■ GIVEN EXERCISE: Emit the entire listing verbatim.

■ DATA TO USE:

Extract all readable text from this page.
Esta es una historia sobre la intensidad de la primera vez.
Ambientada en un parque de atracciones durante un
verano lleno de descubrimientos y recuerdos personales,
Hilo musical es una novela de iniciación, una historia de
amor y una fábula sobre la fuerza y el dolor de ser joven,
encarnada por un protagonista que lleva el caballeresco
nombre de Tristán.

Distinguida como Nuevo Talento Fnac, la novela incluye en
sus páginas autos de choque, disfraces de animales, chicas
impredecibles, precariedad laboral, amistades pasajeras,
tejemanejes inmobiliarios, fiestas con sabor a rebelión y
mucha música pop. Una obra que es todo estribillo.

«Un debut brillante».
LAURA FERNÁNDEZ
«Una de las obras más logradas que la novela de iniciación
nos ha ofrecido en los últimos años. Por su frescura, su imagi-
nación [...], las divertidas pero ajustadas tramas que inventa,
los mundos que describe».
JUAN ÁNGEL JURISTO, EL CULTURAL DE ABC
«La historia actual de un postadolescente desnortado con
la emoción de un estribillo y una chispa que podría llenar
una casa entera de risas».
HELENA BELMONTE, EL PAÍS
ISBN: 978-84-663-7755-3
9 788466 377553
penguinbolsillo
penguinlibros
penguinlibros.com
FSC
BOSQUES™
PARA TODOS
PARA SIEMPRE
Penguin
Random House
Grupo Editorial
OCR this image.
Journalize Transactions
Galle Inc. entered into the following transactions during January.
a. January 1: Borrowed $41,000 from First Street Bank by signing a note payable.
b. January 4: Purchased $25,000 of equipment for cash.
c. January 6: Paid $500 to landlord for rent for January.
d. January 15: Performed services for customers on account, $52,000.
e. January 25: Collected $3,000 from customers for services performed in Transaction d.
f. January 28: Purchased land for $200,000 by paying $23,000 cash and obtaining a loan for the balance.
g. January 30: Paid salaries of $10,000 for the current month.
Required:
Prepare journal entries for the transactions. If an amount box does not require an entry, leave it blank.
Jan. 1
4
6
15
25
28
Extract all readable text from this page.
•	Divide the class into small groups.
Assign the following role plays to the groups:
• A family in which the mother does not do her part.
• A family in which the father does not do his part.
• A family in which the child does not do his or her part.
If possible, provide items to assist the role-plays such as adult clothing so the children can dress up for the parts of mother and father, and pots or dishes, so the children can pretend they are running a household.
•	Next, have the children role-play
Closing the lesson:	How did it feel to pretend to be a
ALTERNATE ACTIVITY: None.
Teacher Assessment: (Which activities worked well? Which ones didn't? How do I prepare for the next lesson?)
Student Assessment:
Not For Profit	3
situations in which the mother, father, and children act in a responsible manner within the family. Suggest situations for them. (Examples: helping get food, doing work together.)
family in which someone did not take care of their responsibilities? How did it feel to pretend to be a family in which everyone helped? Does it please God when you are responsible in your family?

■ TASK RESPONSE:
Extract all readable text from this page.
Esta es una historia sobre la intensidad de la primera vez.
Ambientada en un parque de atracciones durante un
verano lleno de descubrimientos y recuerdos personales,
Hilo musical es una novela de iniciación, una historia de
amor y una fábula sobre la fuerza y el dolor de ser joven,
encarnada por un protagonista que lleva el caballeresco
nombre de Tristán.

Distinguida como Nuevo Talento Fnac, la novela incluye en
sus páginas autos de choque, disfraces de animales, chicas
impredecibles, precariedad laboral, amistades pasajeras,
tejemanejes inmobiliarios, fiestas con sabor a rebelión y
mucha música pop. Una obra que es todo estribillo.

«Un debut brillante».
LAURA FERNÁNDEZ
«Una de las obras más logradas que la novela de iniciación
nos ha ofrecido en los últimos años. Por su frescura, su imagi-
nación [...], las divertidas pero ajustadas tramas que inventa,
los mundos que describe».
JUAN ÁNGEL JURISTO, EL CULTURAL DE ABC
«La historia actual de un postadolescente desnortado con
la emoción de un estribillo y una chispa que podría llenar
una casa entera de risas».
HELENA BELMONTE, EL PAÍS
ISBN: 978-84-663-7755-3
9 788466 377553
penguinbolsillo
penguinlibros
penguinlibros.com
FSC
BOSQUES™
PARA TODOS
PARA SIEMPRE
Penguin
Random House
Grupo Editorial
OCR this image.
Journalize Transactions
Galle Inc. entered into the following transactions during January.
a. January 1: Borrowed $41,000 from First Street Bank by signing a note payable.
b. January 4: Purchased $25,000 of equipment for cash.
c. January 6: Paid $500 to landlord for rent for January.
d. January 15: Performed services for customers on account, $52,000.
e. January 25: Collected $3,000 from customers for services performed in Transaction d.
f. January 28: Purchased land for $200,000 by paying $23,000 cash and obtaining a loan for the balance.
g. January 30: Paid salaries of $10,000 for the current month.
Required:
Prepare journal entries for the transactions. If an amount box does not require an entry, leave it blank.
Jan. 1
4
6
15
25
28
Extract all readable text from this page.
•	Divide the class into small groups.
Assign the following role plays to the groups:
• A family in which the mother does not do her part.
• A family in which the father does not do his part.
• A family in which the child does not do his or her part.
If possible, provide items to assist the role-plays such as adult clothing so the children can dress up for the parts of mother and father, and pots or dishes, so the children can pretend they are running a household.
•	Next, have the children role-play
Closing the lesson:	How did it feel to pretend to be a
ALTERNATE ACTIVITY: None.
Teacher Assessment: (Which activities worked well? Which ones didn't? How do I prepare for the next lesson?)
Student Assessment:
Not For Profit	3
situations in which the mother, father, and children act in a responsible manner within the family. Suggest situations for them. (Examples: helping get food, doing work together.)
family in which someone did not take care of their responsibilities? How did it feel to pretend to be a family in which everyone helped? Does it please God when you are responsible in your family?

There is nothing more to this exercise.